→ Brief:
Reproduce the entries without changes, from the very first one down to and including the line that contains "chart-application-domain: 0.0 0.2".

Coordinate annotation entries
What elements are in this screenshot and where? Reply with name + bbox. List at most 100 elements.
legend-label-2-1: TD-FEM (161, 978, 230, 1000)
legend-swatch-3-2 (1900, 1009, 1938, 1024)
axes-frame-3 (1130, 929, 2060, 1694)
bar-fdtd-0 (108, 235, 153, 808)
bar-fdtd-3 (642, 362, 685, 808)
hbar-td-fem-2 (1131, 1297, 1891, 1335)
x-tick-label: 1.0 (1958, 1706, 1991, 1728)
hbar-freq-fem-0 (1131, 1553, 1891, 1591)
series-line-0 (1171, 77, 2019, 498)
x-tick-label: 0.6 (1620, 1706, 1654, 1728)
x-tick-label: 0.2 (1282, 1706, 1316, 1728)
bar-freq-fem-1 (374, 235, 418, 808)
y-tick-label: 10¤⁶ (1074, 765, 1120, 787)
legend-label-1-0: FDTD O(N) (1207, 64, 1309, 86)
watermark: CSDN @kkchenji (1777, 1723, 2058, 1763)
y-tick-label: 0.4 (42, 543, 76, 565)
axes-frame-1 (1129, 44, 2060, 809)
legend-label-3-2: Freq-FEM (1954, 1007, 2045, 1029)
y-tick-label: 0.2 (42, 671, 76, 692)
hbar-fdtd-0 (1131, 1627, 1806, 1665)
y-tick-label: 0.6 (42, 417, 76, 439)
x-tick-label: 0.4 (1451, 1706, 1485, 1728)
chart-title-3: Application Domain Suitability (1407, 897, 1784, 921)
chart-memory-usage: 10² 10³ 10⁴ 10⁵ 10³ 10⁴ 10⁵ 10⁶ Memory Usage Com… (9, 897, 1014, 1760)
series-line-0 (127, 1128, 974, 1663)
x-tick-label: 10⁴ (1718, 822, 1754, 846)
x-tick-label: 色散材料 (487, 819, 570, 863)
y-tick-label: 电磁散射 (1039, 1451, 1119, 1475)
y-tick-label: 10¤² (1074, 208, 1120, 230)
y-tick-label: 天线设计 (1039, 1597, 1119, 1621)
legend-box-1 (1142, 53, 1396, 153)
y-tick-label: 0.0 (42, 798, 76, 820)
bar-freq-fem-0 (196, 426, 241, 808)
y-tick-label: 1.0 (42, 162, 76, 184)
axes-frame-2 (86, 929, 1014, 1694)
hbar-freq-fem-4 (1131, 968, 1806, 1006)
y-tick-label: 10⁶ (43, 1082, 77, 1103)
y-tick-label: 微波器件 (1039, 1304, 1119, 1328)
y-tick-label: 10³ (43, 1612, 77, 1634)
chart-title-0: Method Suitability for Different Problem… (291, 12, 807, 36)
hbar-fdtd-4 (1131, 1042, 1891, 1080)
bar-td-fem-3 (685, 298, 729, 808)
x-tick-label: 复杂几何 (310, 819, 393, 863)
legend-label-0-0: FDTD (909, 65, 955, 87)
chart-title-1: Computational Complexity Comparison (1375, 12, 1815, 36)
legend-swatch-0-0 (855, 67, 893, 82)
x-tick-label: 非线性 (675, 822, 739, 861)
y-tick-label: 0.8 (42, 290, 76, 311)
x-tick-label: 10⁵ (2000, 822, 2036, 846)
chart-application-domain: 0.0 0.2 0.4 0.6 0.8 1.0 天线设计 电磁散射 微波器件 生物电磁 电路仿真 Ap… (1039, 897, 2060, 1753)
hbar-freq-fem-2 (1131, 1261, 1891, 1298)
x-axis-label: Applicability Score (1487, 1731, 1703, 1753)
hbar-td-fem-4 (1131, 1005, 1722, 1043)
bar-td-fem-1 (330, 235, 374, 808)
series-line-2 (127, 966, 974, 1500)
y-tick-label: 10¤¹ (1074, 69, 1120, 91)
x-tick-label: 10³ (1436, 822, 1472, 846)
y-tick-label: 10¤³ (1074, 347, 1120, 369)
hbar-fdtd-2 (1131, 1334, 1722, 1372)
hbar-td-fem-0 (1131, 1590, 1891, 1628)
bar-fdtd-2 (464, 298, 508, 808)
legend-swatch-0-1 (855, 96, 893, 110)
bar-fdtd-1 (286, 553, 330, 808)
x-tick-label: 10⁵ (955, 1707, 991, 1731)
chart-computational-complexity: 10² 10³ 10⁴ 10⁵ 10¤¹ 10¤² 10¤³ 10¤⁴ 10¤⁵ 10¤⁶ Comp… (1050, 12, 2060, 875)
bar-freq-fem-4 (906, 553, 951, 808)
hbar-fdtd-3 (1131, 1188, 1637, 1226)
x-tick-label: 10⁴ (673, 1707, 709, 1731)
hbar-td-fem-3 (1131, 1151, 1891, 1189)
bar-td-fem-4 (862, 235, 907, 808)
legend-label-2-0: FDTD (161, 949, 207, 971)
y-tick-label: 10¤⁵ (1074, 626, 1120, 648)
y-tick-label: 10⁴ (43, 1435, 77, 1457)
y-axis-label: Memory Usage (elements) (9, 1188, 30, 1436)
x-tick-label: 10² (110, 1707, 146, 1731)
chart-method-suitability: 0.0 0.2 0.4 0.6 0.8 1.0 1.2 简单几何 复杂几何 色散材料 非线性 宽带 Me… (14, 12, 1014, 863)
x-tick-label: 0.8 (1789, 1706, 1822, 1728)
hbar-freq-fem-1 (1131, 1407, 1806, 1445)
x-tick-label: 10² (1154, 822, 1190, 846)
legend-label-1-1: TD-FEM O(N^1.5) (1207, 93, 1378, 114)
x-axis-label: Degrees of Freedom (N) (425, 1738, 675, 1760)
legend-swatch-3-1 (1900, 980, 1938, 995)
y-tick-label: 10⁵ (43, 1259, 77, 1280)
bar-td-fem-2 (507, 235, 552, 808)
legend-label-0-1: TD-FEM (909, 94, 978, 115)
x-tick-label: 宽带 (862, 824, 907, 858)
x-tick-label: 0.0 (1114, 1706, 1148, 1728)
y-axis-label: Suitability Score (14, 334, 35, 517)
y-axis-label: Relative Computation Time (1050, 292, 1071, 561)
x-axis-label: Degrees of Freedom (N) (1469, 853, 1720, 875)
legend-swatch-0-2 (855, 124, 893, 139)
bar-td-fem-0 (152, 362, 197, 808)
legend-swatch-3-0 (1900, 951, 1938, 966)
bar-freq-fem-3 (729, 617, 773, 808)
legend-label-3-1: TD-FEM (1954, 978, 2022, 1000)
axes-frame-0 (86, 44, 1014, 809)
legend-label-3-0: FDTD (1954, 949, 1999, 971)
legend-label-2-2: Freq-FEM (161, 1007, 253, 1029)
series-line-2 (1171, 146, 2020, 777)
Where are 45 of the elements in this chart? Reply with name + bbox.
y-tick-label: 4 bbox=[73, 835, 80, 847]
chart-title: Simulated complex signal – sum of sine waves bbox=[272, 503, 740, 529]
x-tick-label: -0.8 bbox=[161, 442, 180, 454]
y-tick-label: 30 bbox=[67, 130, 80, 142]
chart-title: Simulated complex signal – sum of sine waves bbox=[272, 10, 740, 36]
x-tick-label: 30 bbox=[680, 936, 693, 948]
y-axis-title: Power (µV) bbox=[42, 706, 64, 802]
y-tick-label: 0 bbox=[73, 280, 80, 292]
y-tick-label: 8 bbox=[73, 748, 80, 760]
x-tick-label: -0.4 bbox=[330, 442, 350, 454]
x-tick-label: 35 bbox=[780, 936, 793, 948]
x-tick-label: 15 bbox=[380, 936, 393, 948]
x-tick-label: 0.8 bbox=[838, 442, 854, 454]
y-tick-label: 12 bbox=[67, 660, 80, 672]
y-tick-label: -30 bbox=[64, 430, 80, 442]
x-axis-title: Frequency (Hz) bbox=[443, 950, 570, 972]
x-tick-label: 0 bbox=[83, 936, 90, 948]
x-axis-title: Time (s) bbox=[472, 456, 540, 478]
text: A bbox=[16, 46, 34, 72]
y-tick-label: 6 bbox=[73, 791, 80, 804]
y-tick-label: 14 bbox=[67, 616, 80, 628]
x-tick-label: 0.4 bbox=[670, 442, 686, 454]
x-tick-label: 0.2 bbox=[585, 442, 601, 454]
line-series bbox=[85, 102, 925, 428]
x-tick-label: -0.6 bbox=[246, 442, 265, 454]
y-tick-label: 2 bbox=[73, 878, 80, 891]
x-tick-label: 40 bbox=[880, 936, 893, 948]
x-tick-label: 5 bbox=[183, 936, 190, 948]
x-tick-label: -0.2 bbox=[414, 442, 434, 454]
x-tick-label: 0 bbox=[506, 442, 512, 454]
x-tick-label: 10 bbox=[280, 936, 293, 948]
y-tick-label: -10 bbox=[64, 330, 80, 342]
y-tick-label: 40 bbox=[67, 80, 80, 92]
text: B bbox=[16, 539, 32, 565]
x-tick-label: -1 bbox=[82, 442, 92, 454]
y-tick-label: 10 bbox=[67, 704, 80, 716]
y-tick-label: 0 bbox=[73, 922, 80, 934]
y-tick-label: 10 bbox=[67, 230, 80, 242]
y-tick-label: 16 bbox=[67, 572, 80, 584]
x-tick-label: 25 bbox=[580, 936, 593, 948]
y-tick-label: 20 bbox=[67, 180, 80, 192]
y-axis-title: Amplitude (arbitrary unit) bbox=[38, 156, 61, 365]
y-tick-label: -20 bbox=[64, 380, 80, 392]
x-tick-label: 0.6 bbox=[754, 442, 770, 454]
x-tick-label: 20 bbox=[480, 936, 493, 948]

→ Full answer:
What elements are in this screenshot and where? Reply with name + bbox. List at most 100 elements.
legend-label-2-1: TD-FEM (161, 978, 230, 1000)
legend-swatch-3-2 (1900, 1009, 1938, 1024)
axes-frame-3 (1130, 929, 2060, 1694)
bar-fdtd-0 (108, 235, 153, 808)
bar-fdtd-3 (642, 362, 685, 808)
hbar-td-fem-2 (1131, 1297, 1891, 1335)
x-tick-label: 1.0 (1958, 1706, 1991, 1728)
hbar-freq-fem-0 (1131, 1553, 1891, 1591)
series-line-0 (1171, 77, 2019, 498)
x-tick-label: 0.6 (1620, 1706, 1654, 1728)
x-tick-label: 0.2 (1282, 1706, 1316, 1728)
bar-freq-fem-1 (374, 235, 418, 808)
y-tick-label: 10¤⁶ (1074, 765, 1120, 787)
legend-label-1-0: FDTD O(N) (1207, 64, 1309, 86)
watermark: CSDN @kkchenji (1777, 1723, 2058, 1763)
y-tick-label: 0.4 (42, 543, 76, 565)
axes-frame-1 (1129, 44, 2060, 809)
legend-label-3-2: Freq-FEM (1954, 1007, 2045, 1029)
y-tick-label: 0.2 (42, 671, 76, 692)
hbar-fdtd-0 (1131, 1627, 1806, 1665)
y-tick-label: 0.6 (42, 417, 76, 439)
x-tick-label: 0.4 (1451, 1706, 1485, 1728)
chart-title-3: Application Domain Suitability (1407, 897, 1784, 921)
chart-memory-usage: 10² 10³ 10⁴ 10⁵ 10³ 10⁴ 10⁵ 10⁶ Memory Usage Com… (9, 897, 1014, 1760)
series-line-0 (127, 1128, 974, 1663)
x-tick-label: 10⁴ (1718, 822, 1754, 846)
x-tick-label: 色散材料 (487, 819, 570, 863)
y-tick-label: 电磁散射 (1039, 1451, 1119, 1475)
y-tick-label: 10¤² (1074, 208, 1120, 230)
y-tick-label: 天线设计 (1039, 1597, 1119, 1621)
legend-box-1 (1142, 53, 1396, 153)
y-tick-label: 0.0 (42, 798, 76, 820)
bar-freq-fem-0 (196, 426, 241, 808)
y-tick-label: 1.0 (42, 162, 76, 184)
axes-frame-2 (86, 929, 1014, 1694)
hbar-freq-fem-4 (1131, 968, 1806, 1006)
y-tick-label: 10⁶ (43, 1082, 77, 1103)
y-tick-label: 微波器件 (1039, 1304, 1119, 1328)
y-tick-label: 10³ (43, 1612, 77, 1634)
chart-title-0: Method Suitability for Different Problem… (291, 12, 807, 36)
hbar-fdtd-4 (1131, 1042, 1891, 1080)
bar-td-fem-3 (685, 298, 729, 808)
x-tick-label: 复杂几何 (310, 819, 393, 863)
legend-label-0-0: FDTD (909, 65, 955, 87)
chart-title-1: Computational Complexity Comparison (1375, 12, 1815, 36)
legend-swatch-0-0 (855, 67, 893, 82)
x-tick-label: 非线性 (675, 822, 739, 861)
y-tick-label: 0.8 (42, 290, 76, 311)
x-tick-label: 10⁵ (2000, 822, 2036, 846)
chart-application-domain: 0.0 0.2 0.4 0.6 0.8 1.0 天线设计 电磁散射 微波器件 生物电磁 电路仿真 Ap… (1039, 897, 2060, 1753)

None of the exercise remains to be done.